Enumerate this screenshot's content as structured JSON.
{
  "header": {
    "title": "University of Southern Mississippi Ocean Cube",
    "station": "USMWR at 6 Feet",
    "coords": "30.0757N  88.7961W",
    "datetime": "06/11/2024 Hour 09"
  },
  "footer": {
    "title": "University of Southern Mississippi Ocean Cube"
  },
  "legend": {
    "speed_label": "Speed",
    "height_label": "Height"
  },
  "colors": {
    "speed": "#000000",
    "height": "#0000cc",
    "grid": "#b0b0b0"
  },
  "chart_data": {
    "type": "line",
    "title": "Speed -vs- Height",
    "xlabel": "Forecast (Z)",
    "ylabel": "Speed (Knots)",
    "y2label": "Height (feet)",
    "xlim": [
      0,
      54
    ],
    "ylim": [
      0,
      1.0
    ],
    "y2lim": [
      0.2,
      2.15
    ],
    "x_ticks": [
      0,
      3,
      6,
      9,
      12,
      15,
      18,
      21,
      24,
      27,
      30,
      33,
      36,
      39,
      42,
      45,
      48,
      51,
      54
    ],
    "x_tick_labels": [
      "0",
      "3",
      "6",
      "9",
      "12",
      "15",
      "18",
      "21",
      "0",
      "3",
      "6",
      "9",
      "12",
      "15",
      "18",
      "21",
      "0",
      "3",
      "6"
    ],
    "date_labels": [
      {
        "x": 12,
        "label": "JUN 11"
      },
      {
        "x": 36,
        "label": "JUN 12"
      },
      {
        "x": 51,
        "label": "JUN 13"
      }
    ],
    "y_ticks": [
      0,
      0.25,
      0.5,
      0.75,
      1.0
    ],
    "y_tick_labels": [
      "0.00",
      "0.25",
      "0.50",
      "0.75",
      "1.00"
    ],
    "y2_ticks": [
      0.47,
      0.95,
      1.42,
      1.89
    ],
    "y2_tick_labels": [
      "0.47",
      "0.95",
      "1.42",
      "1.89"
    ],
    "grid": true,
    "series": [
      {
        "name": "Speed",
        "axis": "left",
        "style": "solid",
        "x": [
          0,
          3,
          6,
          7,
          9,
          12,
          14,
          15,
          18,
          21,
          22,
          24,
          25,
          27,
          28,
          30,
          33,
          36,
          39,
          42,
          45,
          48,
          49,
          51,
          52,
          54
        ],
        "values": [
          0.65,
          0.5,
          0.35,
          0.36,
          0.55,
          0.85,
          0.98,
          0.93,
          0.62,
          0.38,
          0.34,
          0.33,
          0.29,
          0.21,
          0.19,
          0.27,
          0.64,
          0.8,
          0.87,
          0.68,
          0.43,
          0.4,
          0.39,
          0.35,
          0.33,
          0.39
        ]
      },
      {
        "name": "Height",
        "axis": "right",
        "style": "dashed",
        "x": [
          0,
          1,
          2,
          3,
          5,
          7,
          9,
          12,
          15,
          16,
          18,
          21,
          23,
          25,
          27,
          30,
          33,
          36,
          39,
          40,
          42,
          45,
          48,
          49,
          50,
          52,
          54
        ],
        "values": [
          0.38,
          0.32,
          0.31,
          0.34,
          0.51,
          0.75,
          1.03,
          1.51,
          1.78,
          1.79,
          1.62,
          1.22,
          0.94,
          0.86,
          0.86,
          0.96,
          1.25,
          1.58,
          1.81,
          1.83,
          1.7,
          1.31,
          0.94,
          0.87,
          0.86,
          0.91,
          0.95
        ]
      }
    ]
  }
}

━━━━━━━━━━━━━━━━━━━━

Required work - Please reproduce the entire listing, exactly as shown.

Answer in full -
Enumerate this screenshot's content as structured JSON.
{
  "header": {
    "title": "University of Southern Mississippi Ocean Cube",
    "station": "USMWR at 6 Feet",
    "coords": "30.0757N  88.7961W",
    "datetime": "06/11/2024 Hour 09"
  },
  "footer": {
    "title": "University of Southern Mississippi Ocean Cube"
  },
  "legend": {
    "speed_label": "Speed",
    "height_label": "Height"
  },
  "colors": {
    "speed": "#000000",
    "height": "#0000cc",
    "grid": "#b0b0b0"
  },
  "chart_data": {
    "type": "line",
    "title": "Speed -vs- Height",
    "xlabel": "Forecast (Z)",
    "ylabel": "Speed (Knots)",
    "y2label": "Height (feet)",
    "xlim": [
      0,
      54
    ],
    "ylim": [
      0,
      1.0
    ],
    "y2lim": [
      0.2,
      2.15
    ],
    "x_ticks": [
      0,
      3,
      6,
      9,
      12,
      15,
      18,
      21,
      24,
      27,
      30,
      33,
      36,
      39,
      42,
      45,
      48,
      51,
      54
    ],
    "x_tick_labels": [
      "0",
      "3",
      "6",
      "9",
      "12",
      "15",
      "18",
      "21",
      "0",
      "3",
      "6",
      "9",
      "12",
      "15",
      "18",
      "21",
      "0",
      "3",
      "6"
    ],
    "date_labels": [
      {
        "x": 12,
        "label": "JUN 11"
      },
      {
        "x": 36,
        "label": "JUN 12"
      },
      {
        "x": 51,
        "label": "JUN 13"
      }
    ],
    "y_ticks": [
      0,
      0.25,
      0.5,
      0.75,
      1.0
    ],
    "y_tick_labels": [
      "0.00",
      "0.25",
      "0.50",
      "0.75",
      "1.00"
    ],
    "y2_ticks": [
      0.47,
      0.95,
      1.42,
      1.89
    ],
    "y2_tick_labels": [
      "0.47",
      "0.95",
      "1.42",
      "1.89"
    ],
    "grid": true,
    "series": [
      {
        "name": "Speed",
        "axis": "left",
        "style": "solid",
        "x": [
          0,
          3,
          6,
          7,
          9,
          12,
          14,
          15,
          18,
          21,
          22,
          24,
          25,
          27,
          28,
          30,
          33,
          36,
          39,
          42,
          45,
          48,
          49,
          51,
          52,
          54
        ],
        "values": [
          0.65,
          0.5,
          0.35,
          0.36,
          0.55,
          0.85,
          0.98,
          0.93,
          0.62,
          0.38,
          0.34,
          0.33,
          0.29,
          0.21,
          0.19,
          0.27,
          0.64,
          0.8,
          0.87,
          0.68,
          0.43,
          0.4,
          0.39,
          0.35,
          0.33,
          0.39
        ]
      },
      {
        "name": "Height",
        "axis": "right",
        "style": "dashed",
        "x": [
          0,
          1,
          2,
          3,
          5,
          7,
          9,
          12,
          15,
          16,
          18,
          21,
          23,
          25,
          27,
          30,
          33,
          36,
          39,
          40,
          42,
          45,
          48,
          49,
          50,
          52,
          54
        ],
        "values": [
          0.38,
          0.32,
          0.31,
          0.34,
          0.51,
          0.75,
          1.03,
          1.51,
          1.78,
          1.79,
          1.62,
          1.22,
          0.94,
          0.86,
          0.86,
          0.96,
          1.25,
          1.58,
          1.81,
          1.83,
          1.7,
          1.31,
          0.94,
          0.87,
          0.86,
          0.91,
          0.95
        ]
      }
    ]
  }
}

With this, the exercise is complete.